Figure contents as structured data
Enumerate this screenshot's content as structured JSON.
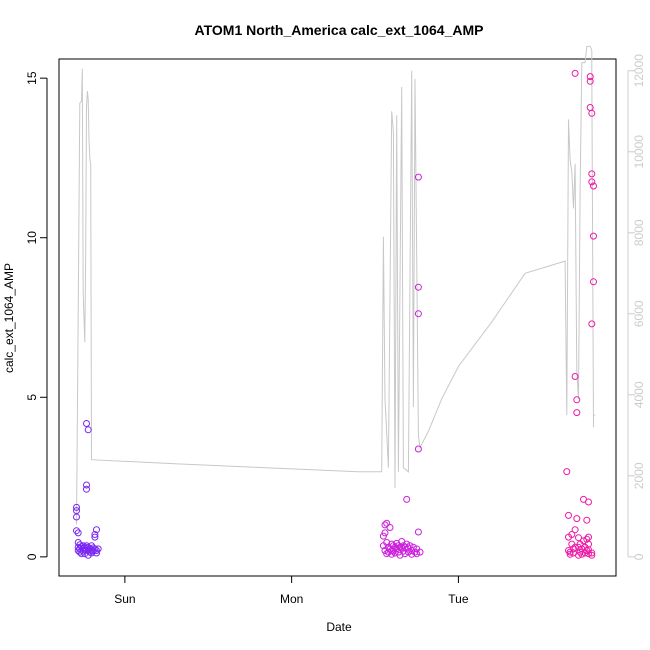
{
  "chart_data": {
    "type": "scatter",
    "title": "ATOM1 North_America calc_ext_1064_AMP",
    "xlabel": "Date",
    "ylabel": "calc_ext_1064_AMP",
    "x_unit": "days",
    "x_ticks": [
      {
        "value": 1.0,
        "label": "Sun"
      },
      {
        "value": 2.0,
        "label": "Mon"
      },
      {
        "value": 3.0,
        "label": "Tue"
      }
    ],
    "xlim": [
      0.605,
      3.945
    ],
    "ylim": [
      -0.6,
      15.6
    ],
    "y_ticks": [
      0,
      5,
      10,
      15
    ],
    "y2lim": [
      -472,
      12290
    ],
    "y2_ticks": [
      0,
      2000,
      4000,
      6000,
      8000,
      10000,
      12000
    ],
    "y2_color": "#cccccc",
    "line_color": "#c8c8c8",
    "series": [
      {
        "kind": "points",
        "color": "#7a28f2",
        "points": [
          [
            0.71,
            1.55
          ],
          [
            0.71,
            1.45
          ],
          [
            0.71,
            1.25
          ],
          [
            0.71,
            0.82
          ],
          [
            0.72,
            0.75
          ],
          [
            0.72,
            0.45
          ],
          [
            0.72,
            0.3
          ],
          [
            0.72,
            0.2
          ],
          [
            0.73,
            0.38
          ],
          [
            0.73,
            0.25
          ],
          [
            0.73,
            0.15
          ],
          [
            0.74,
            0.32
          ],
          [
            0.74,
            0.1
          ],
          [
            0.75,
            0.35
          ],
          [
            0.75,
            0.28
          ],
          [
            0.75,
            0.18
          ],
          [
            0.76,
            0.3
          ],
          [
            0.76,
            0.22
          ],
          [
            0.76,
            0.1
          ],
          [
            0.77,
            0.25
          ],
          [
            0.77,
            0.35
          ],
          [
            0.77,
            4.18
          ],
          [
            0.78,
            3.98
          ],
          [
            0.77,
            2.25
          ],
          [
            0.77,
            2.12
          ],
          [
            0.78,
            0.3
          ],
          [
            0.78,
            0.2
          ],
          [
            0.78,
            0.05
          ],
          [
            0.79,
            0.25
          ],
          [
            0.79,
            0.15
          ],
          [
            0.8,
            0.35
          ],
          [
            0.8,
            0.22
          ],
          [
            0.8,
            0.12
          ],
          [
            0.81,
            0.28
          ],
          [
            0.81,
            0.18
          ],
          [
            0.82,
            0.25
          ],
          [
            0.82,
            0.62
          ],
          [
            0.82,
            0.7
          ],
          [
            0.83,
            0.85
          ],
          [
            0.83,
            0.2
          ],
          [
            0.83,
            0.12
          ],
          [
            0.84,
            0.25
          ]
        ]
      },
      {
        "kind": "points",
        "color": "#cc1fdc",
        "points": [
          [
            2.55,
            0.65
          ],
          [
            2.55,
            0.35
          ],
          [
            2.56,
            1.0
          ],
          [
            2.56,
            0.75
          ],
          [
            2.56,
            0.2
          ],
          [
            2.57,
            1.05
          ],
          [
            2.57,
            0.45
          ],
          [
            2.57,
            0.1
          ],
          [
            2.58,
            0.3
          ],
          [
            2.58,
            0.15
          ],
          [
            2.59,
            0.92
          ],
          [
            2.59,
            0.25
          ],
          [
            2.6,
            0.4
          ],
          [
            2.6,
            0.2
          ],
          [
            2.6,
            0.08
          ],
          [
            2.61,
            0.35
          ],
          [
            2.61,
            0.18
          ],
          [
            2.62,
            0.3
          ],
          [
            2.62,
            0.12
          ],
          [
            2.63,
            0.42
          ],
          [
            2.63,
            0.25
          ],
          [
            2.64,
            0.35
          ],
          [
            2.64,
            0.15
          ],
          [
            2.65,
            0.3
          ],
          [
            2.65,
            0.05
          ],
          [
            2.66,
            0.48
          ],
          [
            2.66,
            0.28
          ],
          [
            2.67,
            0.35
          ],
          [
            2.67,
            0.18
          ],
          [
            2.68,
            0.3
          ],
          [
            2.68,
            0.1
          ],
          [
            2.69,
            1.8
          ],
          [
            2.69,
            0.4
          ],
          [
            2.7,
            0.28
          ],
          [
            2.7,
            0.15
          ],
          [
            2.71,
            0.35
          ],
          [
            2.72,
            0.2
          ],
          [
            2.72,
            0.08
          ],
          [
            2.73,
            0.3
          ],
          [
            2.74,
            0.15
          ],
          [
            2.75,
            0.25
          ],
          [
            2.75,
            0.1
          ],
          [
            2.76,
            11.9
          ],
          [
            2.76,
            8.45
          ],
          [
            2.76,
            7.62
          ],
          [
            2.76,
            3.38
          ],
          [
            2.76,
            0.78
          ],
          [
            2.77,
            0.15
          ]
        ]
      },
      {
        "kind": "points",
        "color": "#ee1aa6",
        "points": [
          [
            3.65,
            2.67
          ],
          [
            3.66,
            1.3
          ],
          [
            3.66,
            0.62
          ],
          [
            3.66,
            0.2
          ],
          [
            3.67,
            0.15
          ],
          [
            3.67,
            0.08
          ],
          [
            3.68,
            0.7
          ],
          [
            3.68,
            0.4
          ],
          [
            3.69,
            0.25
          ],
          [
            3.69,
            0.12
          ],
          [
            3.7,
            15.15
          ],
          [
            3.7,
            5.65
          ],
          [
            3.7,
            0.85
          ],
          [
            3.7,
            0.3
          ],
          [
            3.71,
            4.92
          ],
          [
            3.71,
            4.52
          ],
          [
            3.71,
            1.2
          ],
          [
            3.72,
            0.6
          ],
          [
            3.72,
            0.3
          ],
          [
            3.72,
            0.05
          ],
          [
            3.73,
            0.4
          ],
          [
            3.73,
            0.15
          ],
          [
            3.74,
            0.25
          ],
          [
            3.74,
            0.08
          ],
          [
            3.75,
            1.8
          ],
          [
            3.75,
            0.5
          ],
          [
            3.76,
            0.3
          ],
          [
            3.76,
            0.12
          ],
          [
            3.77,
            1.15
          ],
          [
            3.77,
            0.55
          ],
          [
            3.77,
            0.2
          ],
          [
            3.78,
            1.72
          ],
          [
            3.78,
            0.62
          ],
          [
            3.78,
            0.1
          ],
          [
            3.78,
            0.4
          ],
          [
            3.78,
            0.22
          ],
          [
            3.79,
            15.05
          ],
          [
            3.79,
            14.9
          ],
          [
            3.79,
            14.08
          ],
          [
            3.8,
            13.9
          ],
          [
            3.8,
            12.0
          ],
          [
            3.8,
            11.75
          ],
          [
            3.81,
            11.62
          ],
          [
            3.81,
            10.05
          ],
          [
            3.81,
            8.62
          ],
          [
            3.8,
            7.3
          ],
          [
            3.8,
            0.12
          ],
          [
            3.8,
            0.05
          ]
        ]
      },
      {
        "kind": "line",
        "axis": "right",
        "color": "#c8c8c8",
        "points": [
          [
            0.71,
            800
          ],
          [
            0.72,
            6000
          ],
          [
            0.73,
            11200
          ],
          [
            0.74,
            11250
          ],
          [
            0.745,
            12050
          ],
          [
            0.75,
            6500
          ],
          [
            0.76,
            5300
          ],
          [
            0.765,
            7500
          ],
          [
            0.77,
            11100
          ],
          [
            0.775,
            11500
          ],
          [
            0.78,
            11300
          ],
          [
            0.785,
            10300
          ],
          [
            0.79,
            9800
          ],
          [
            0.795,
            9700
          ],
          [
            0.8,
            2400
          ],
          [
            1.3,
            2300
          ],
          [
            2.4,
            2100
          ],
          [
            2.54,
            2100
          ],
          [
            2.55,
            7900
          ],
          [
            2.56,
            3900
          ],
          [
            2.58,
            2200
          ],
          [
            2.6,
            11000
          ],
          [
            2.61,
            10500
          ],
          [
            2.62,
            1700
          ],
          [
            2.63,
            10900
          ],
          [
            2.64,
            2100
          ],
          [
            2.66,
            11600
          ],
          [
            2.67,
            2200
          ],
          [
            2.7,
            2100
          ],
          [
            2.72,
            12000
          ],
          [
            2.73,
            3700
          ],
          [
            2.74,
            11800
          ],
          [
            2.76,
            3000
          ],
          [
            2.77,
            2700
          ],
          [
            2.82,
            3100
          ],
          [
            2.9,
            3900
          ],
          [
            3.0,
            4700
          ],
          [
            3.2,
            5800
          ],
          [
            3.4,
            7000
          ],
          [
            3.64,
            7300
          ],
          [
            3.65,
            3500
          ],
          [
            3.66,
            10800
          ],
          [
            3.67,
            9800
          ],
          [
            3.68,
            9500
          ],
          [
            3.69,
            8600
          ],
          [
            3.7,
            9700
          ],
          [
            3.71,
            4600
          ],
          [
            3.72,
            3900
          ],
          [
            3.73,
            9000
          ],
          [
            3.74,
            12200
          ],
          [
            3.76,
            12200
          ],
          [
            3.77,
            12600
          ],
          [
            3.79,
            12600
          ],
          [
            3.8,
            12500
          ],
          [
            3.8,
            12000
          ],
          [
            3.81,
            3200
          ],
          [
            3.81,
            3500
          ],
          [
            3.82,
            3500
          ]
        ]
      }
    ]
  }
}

--

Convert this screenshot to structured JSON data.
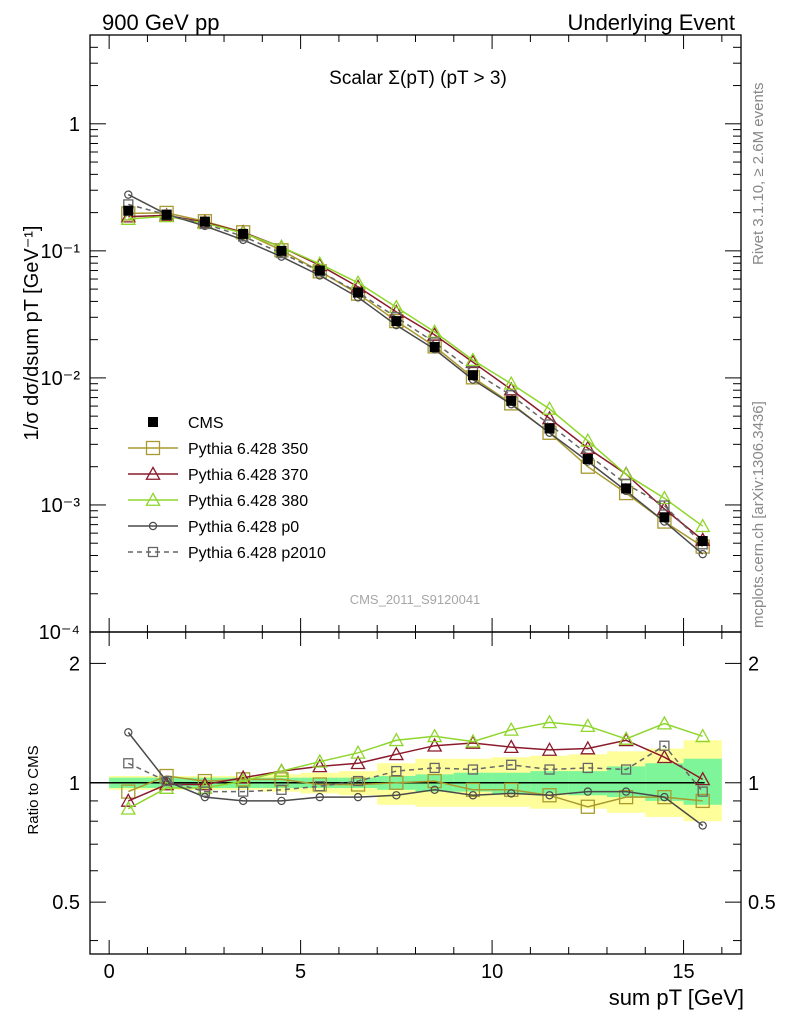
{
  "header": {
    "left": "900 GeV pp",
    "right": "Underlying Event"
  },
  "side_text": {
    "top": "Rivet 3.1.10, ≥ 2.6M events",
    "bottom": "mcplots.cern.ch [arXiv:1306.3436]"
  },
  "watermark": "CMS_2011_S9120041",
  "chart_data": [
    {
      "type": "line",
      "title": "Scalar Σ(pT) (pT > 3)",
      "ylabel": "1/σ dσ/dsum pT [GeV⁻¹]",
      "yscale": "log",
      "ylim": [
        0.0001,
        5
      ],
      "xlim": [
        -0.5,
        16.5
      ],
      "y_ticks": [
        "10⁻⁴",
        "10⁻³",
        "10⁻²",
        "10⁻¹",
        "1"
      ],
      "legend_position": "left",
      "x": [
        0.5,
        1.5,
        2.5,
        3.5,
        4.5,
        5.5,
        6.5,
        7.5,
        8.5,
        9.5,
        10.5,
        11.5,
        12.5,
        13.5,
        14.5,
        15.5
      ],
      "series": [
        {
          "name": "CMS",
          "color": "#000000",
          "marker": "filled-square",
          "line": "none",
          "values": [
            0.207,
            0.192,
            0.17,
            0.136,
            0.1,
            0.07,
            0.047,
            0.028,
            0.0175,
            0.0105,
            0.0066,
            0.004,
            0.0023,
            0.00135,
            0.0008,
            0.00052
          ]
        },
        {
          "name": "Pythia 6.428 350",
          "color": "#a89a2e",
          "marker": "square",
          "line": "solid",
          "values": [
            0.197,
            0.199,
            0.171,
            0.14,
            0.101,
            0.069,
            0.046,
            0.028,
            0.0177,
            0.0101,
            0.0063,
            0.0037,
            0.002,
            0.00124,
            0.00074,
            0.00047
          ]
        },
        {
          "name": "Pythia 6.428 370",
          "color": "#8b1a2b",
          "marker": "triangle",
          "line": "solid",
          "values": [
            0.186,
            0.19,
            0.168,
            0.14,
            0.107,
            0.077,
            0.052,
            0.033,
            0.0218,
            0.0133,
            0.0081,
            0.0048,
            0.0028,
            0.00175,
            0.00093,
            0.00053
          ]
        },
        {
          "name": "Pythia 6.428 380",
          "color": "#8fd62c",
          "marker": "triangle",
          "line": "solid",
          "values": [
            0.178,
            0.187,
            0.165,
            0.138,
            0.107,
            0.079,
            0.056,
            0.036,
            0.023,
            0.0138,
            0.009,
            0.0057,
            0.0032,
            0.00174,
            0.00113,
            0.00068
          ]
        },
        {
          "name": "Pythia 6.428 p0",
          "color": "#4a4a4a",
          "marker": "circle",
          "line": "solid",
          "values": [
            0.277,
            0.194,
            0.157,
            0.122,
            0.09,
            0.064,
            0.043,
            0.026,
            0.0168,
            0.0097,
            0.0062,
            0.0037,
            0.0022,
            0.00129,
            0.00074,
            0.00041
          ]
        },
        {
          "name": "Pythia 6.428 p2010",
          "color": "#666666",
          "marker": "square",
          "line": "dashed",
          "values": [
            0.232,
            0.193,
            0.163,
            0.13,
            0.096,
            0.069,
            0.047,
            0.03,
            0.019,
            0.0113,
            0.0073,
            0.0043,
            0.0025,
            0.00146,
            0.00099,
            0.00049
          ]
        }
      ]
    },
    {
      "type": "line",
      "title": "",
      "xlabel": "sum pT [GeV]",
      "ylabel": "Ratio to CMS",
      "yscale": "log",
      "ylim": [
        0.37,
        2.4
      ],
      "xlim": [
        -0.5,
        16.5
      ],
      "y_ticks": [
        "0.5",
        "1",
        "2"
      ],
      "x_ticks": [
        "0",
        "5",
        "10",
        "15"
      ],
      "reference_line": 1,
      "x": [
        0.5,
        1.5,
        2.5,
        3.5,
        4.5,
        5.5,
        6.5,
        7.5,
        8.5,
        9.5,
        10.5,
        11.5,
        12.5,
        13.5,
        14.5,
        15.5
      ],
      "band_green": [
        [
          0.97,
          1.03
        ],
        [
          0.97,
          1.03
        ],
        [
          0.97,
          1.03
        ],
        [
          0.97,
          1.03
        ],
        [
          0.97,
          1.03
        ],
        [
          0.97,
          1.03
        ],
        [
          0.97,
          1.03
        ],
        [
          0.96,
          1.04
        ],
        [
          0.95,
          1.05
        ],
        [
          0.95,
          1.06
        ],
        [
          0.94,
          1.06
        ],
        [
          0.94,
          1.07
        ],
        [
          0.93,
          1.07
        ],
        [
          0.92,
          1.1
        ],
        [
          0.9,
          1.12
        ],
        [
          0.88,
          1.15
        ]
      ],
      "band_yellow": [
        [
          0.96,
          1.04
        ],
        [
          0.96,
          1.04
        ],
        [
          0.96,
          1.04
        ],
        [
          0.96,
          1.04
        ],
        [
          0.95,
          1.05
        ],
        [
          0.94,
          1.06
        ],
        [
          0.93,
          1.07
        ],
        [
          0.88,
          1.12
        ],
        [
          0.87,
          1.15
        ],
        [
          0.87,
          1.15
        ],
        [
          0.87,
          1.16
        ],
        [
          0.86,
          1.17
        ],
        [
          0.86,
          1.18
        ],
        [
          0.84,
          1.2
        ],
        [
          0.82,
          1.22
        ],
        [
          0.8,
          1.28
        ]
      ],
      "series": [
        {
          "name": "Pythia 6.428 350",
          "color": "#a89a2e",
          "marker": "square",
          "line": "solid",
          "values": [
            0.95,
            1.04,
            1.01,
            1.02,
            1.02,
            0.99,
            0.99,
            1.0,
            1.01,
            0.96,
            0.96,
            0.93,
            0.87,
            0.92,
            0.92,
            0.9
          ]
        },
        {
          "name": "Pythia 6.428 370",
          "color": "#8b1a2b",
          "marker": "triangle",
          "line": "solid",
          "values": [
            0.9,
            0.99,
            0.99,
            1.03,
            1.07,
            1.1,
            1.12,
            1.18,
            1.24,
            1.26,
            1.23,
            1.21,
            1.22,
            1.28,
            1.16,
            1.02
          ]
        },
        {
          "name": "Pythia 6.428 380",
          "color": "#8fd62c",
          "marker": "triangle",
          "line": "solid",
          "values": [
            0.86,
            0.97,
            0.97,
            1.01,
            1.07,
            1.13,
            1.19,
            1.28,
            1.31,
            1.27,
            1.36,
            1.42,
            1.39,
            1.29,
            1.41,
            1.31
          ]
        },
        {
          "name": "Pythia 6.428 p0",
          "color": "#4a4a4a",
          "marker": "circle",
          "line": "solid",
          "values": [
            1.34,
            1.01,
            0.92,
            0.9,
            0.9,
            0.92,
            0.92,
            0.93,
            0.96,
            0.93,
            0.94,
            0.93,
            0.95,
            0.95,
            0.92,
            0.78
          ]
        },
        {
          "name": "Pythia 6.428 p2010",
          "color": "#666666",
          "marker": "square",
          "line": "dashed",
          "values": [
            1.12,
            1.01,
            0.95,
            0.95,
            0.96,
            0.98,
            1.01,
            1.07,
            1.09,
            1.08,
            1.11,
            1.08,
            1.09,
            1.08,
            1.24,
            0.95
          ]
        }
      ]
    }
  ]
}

--

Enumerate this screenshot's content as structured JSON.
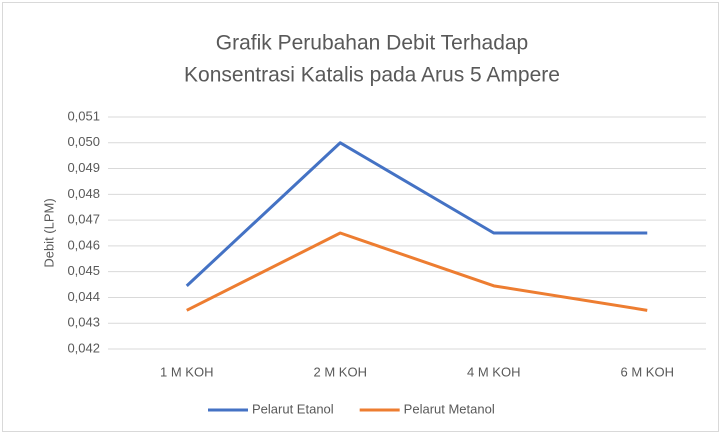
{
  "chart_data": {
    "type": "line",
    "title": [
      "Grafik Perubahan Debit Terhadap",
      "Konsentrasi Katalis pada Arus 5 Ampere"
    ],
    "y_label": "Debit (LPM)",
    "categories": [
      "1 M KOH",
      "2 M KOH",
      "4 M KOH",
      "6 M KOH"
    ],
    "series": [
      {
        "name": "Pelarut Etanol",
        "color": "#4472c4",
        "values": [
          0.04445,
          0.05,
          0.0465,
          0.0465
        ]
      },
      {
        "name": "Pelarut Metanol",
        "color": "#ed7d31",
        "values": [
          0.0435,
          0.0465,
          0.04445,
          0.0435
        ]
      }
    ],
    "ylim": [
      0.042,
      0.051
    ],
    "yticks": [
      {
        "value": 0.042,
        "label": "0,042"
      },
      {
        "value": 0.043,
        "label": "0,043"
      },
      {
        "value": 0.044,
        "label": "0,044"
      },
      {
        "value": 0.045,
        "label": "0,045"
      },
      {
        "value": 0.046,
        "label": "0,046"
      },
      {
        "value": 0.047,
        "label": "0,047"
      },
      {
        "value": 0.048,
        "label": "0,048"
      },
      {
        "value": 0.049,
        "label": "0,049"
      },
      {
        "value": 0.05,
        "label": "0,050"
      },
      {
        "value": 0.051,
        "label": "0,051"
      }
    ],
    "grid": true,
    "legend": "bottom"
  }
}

## OBJECTIVE:
In the listing above, find each line with the word "type" and copy it.

## RESULT BELOW:
    "type": "scatter",
      "type": "line",
      "type": "line",
    "type": "line",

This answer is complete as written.